Repeat the records word for word, excluding any picture.

INPUT ROWS:
>> BEGIN
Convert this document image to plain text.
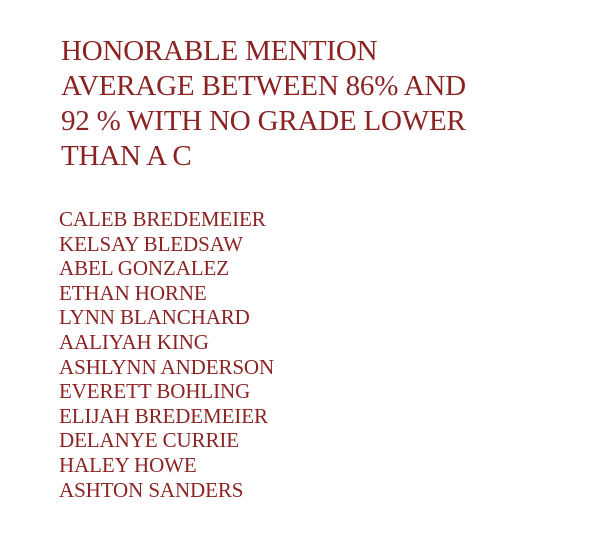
HONORABLE MENTION
AVERAGE BETWEEN 86% AND
92 % WITH NO GRADE LOWER
THAN A C
CALEB BREDEMEIER
KELSAY BLEDSAW
ABEL GONZALEZ
ETHAN HORNE
LYNN BLANCHARD
AALIYAH KING
ASHLYNN ANDERSON
EVERETT BOHLING
ELIJAH BREDEMEIER
DELANYE CURRIE
HALEY HOWE
ASHTON SANDERS
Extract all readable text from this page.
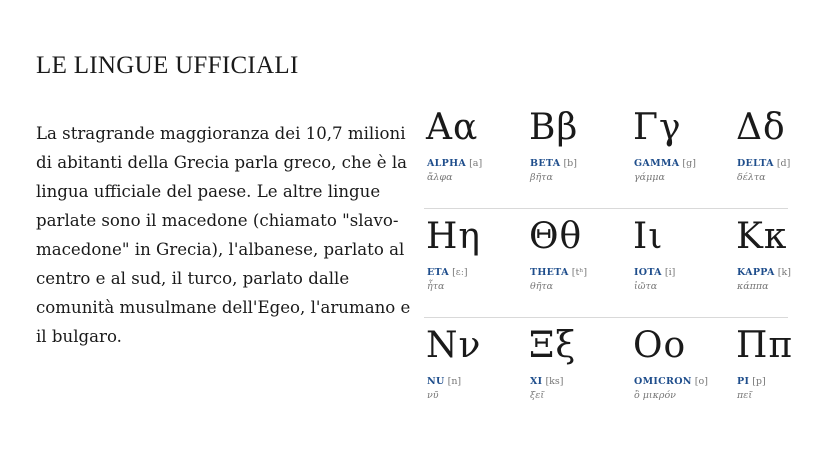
LE LINGUE UFFICIALI
La stragrande maggioranza dei 10,7 milioni di abitanti della Grecia parla greco, che è la lingua ufficiale del paese. Le altre lingue parlate sono il macedone (chiamato "slavo-macedone" in Grecia), l'albanese, parlato al centro e al sud, il turco, parlato dalle comunità musulmane dell'Egeo, l'arumano e il bulgaro.
Αα
ALPHA [a]
ἄλφα
Ββ
BETA [b]
βῆτα
Γγ
GAMMA [g]
γάμμα
Δδ
DELTA [d]
δέλτα
Ηη
ETA [ɛː]
ἦτα
Θθ
THETA [tʰ]
θῆτα
Ιι
IOTA [i]
ἰῶτα
Κκ
KAPPA [k]
κάππα
Νν
NU [n]
νῦ
Ξξ
XI [ks]
ξεῖ
Οο
OMICRON [o]
ὂ μικρόν
Ππ
PI [p]
πεῖ
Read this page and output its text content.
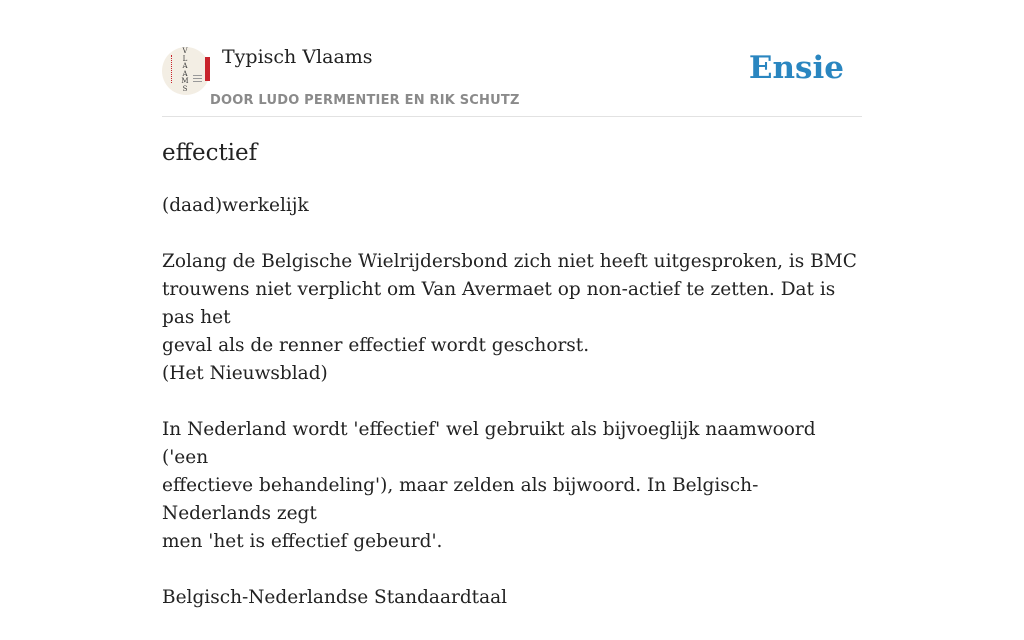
V
L
A
A
M
S
Typisch Vlaams
DOOR LUDO PERMENTIER EN RIK SCHUTZ
Ensie
effectief
(daad)werkelijk
Zolang de Belgische Wielrijdersbond zich niet heeft uitgesproken, is BMC
trouwens niet verplicht om Van Avermaet op non-actief te zetten. Dat is pas het
geval als de renner effectief wordt geschorst.
(Het Nieuwsblad)
In Nederland wordt 'effectief' wel gebruikt als bijvoeglijk naamwoord ('een
effectieve behandeling'), maar zelden als bijwoord. In Belgisch-Nederlands zegt
men 'het is effectief gebeurd'.
Belgisch-Nederlandse Standaardtaal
>> END
TASK SOLUTION:
Convert this document image to plain text.
HONORABLE MENTION
AVERAGE BETWEEN 86% AND
92 % WITH NO GRADE LOWER
THAN A C
CALEB BREDEMEIER
KELSAY BLEDSAW
ABEL GONZALEZ
ETHAN HORNE
LYNN BLANCHARD
AALIYAH KING
ASHLYNN ANDERSON
EVERETT BOHLING
ELIJAH BREDEMEIER
DELANYE CURRIE
HALEY HOWE
ASHTON SANDERS
Extract all readable text from this page.
LE LINGUE UFFICIALI
La stragrande maggioranza dei 10,7 milioni di abitanti della Grecia parla greco, che è la lingua ufficiale del paese. Le altre lingue parlate sono il macedone (chiamato "slavo-macedone" in Grecia), l'albanese, parlato al centro e al sud, il turco, parlato dalle comunità musulmane dell'Egeo, l'arumano e il bulgaro.
Αα
ALPHA [a]
ἄλφα
Ββ
BETA [b]
βῆτα
Γγ
GAMMA [g]
γάμμα
Δδ
DELTA [d]
δέλτα
Ηη
ETA [ɛː]
ἦτα
Θθ
THETA [tʰ]
θῆτα
Ιι
IOTA [i]
ἰῶτα
Κκ
KAPPA [k]
κάππα
Νν
NU [n]
νῦ
Ξξ
XI [ks]
ξεῖ
Οο
OMICRON [o]
ὂ μικρόν
Ππ
PI [p]
πεῖ
Read this page and output its text content.
V
L
A
A
M
S
Typisch Vlaams
DOOR LUDO PERMENTIER EN RIK SCHUTZ
Ensie
effectief
(daad)werkelijk
Zolang de Belgische Wielrijdersbond zich niet heeft uitgesproken, is BMC
trouwens niet verplicht om Van Avermaet op non-actief te zetten. Dat is pas het
geval als de renner effectief wordt geschorst.
(Het Nieuwsblad)
In Nederland wordt 'effectief' wel gebruikt als bijvoeglijk naamwoord ('een
effectieve behandeling'), maar zelden als bijwoord. In Belgisch-Nederlands zegt
men 'het is effectief gebeurd'.
Belgisch-Nederlandse Standaardtaal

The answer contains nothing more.